Problem description> For the listing below, give the count of lines containing the string "Отслеживаемые" and nothing else.

----------------------------------------

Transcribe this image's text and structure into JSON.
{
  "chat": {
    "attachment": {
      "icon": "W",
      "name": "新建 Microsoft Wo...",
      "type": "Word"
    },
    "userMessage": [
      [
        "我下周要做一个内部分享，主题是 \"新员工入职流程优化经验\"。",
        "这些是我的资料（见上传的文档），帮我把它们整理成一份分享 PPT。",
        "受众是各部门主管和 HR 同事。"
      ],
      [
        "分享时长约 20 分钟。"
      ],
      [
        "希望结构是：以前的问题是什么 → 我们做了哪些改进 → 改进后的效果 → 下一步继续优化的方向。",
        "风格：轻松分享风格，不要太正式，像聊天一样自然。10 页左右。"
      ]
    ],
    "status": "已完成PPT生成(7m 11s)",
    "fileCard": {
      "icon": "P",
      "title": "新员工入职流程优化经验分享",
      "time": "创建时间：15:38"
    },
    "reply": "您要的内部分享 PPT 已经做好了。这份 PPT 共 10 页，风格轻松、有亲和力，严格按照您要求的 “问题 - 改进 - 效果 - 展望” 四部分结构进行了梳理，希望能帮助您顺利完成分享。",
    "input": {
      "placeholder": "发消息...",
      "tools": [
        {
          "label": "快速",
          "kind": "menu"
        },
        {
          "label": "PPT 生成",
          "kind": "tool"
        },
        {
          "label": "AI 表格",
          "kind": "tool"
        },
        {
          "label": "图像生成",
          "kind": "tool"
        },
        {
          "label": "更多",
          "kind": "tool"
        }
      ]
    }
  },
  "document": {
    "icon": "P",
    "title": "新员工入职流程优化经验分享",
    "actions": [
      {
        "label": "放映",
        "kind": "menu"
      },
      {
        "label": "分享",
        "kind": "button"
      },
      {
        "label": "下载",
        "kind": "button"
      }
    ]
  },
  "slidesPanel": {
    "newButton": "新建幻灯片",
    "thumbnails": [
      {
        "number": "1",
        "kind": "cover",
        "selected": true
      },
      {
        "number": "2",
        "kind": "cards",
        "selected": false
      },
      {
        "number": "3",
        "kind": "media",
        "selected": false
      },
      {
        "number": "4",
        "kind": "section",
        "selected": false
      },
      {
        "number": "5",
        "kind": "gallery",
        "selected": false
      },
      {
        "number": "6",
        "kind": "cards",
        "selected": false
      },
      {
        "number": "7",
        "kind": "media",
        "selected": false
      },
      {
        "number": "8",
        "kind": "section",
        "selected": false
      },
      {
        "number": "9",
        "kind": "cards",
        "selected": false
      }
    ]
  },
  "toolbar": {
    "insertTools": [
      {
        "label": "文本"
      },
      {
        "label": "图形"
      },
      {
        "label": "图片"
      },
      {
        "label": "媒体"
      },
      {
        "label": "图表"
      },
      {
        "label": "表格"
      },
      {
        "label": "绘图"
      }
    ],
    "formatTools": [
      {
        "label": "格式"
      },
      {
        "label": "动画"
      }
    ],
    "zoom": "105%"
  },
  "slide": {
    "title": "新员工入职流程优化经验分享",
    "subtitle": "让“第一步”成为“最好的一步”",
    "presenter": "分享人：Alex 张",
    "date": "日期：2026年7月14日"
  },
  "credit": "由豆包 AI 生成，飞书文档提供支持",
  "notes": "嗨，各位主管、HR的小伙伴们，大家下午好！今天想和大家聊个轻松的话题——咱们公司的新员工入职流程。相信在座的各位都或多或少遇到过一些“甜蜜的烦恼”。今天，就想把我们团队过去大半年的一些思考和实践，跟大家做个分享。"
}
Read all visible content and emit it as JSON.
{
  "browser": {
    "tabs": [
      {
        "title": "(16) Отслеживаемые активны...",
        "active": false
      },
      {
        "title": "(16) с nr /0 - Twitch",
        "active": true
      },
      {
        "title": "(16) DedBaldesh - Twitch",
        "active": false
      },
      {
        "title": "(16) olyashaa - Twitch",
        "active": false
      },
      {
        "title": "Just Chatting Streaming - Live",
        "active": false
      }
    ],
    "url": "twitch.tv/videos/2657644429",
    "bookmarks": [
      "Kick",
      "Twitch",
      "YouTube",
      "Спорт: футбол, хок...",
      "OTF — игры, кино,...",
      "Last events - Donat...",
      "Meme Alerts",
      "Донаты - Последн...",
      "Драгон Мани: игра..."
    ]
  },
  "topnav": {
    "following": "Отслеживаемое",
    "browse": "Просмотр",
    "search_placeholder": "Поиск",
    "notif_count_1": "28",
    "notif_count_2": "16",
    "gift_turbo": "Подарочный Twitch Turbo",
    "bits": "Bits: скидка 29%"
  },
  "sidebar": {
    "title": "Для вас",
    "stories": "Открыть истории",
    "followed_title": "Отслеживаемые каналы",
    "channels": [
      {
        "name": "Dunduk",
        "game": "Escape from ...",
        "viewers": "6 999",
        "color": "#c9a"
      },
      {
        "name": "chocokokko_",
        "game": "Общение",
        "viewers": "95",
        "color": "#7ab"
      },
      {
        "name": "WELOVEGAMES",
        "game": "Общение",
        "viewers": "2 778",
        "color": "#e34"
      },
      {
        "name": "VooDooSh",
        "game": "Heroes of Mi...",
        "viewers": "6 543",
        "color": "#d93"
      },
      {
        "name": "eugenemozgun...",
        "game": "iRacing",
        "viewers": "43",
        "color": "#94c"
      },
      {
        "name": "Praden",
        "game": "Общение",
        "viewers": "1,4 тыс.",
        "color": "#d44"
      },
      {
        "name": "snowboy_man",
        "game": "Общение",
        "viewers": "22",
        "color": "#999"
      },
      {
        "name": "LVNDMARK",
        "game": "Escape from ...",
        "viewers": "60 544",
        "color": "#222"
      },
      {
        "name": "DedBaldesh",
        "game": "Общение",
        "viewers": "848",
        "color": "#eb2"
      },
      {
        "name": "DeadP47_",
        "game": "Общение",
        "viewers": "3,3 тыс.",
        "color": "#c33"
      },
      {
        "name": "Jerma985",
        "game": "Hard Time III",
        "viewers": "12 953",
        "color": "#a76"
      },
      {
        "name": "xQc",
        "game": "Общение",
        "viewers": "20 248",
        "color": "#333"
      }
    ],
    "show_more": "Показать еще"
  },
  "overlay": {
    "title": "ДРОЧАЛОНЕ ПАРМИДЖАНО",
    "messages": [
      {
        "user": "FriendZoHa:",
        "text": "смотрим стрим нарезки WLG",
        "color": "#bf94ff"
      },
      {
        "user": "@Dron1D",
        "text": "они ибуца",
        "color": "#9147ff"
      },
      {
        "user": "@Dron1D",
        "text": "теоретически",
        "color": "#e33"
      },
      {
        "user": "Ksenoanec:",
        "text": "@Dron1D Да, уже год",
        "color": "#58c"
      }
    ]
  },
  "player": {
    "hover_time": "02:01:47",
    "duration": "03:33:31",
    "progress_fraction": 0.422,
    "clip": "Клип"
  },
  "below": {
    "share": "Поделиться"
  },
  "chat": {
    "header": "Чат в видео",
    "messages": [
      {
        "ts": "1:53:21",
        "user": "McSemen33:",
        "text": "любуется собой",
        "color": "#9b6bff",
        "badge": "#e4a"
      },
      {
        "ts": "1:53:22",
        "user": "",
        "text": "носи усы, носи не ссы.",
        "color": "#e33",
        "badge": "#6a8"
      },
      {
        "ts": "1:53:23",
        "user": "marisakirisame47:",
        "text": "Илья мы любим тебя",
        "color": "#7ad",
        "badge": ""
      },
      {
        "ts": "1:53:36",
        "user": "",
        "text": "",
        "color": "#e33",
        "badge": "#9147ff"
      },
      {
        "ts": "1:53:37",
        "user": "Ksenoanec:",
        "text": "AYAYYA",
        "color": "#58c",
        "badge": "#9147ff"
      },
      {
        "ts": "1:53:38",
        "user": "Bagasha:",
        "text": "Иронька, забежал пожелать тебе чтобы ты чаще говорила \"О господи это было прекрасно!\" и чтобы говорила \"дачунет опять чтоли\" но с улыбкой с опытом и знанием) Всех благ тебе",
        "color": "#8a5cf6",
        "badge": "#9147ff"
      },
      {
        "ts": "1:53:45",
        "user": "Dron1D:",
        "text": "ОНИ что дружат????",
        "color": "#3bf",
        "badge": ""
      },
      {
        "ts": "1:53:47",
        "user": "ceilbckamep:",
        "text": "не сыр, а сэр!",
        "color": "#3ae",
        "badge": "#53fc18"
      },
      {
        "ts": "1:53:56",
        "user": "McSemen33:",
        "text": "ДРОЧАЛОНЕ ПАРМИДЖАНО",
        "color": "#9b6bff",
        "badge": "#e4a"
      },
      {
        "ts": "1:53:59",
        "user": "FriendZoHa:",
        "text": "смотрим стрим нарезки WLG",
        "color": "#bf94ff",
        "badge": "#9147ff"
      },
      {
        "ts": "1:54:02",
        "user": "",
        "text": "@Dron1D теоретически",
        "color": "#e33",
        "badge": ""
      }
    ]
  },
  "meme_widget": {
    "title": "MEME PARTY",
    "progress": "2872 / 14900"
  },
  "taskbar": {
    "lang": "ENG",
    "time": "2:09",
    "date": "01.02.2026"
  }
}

----------------------------------------

Output for this exercise> 2